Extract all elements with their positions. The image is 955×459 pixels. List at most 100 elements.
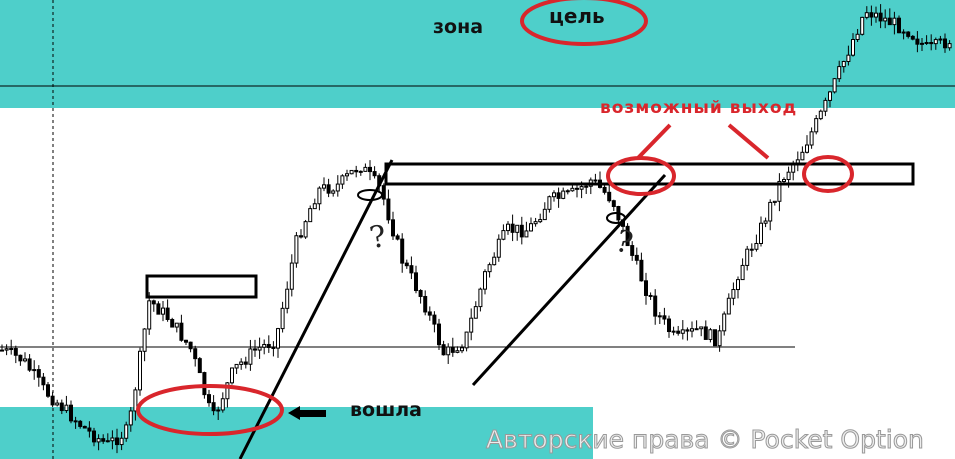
trendline-2 (471, 173, 667, 387)
candle (271, 341, 276, 357)
candle (317, 186, 322, 211)
candle (524, 221, 529, 238)
candle (887, 8, 892, 26)
candle (32, 360, 37, 380)
candle (13, 345, 18, 364)
candle (142, 328, 147, 362)
candle (331, 189, 336, 197)
candle (910, 35, 915, 41)
resistance-box-small (145, 274, 258, 299)
candle (450, 337, 455, 357)
candle (800, 146, 805, 161)
candle (496, 234, 501, 262)
candle (418, 289, 423, 304)
candle (207, 389, 211, 407)
candle (156, 301, 161, 315)
candle (492, 252, 497, 266)
candle (455, 346, 460, 354)
candle (276, 327, 280, 358)
candle (446, 343, 451, 364)
candle (372, 166, 377, 179)
candle (570, 185, 575, 192)
candle (901, 29, 906, 40)
target-zone (0, 0, 955, 108)
candles (0, 4, 952, 454)
candle (671, 326, 676, 336)
candle (87, 421, 92, 438)
candle (437, 318, 441, 350)
candle (9, 339, 14, 355)
candle (648, 292, 653, 300)
candle (708, 327, 713, 343)
candle (404, 259, 409, 269)
candle (151, 299, 156, 312)
candle (73, 416, 78, 429)
candle (368, 160, 372, 181)
candle (878, 4, 883, 29)
candle (685, 327, 690, 341)
candle (101, 434, 106, 444)
candle (285, 281, 290, 314)
candle (805, 135, 809, 154)
candle (179, 314, 184, 342)
candle (78, 419, 83, 429)
candle (193, 345, 198, 367)
candle (216, 406, 221, 420)
candle (427, 306, 432, 321)
candle (358, 170, 363, 176)
candle (110, 430, 115, 450)
candle (483, 269, 487, 295)
candle (699, 326, 704, 337)
target-circle (520, 0, 648, 46)
candle (943, 33, 947, 53)
candle (851, 33, 855, 57)
candle (0, 344, 4, 352)
candle (855, 28, 860, 42)
candle (138, 347, 142, 396)
candle (653, 289, 658, 325)
candle (501, 224, 506, 241)
candle (220, 392, 225, 413)
candle (639, 252, 644, 282)
candle (423, 290, 428, 316)
candle (680, 320, 685, 340)
candle (795, 151, 800, 172)
entered-label: вошла (350, 399, 422, 421)
candle (391, 211, 395, 241)
candle (634, 247, 639, 265)
candle (262, 339, 267, 355)
candle (506, 221, 510, 235)
candle (312, 198, 317, 210)
candle (335, 175, 340, 197)
candle (694, 320, 699, 331)
candle (933, 37, 938, 50)
candle (722, 311, 727, 336)
candle (818, 109, 823, 121)
candle (184, 339, 188, 345)
candle (234, 363, 239, 375)
candle (777, 173, 782, 212)
candle (257, 337, 262, 359)
candle (96, 434, 101, 451)
candle (809, 127, 814, 149)
candle (607, 185, 612, 203)
candle (846, 45, 851, 66)
candle (469, 308, 474, 341)
candle (731, 282, 736, 306)
candle (841, 60, 846, 73)
candle (745, 245, 750, 271)
candle (211, 395, 216, 416)
target-label: цель (549, 4, 605, 28)
candle (400, 233, 405, 273)
candle (161, 301, 165, 322)
candle (64, 395, 69, 413)
candle (864, 6, 869, 20)
candle (565, 189, 570, 195)
candle (322, 177, 326, 192)
candle (308, 205, 313, 223)
candle (395, 233, 400, 241)
candle (823, 97, 828, 117)
candle (547, 195, 552, 213)
candle (575, 185, 579, 198)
__________________________________________________
Instructions for the task — Pick out every line in the material above that contains the string "target", and copy each one in full.

Task result —
target-zone (0, 0, 955, 108)
target-circle (520, 0, 648, 46)
target-label: цель (549, 4, 605, 28)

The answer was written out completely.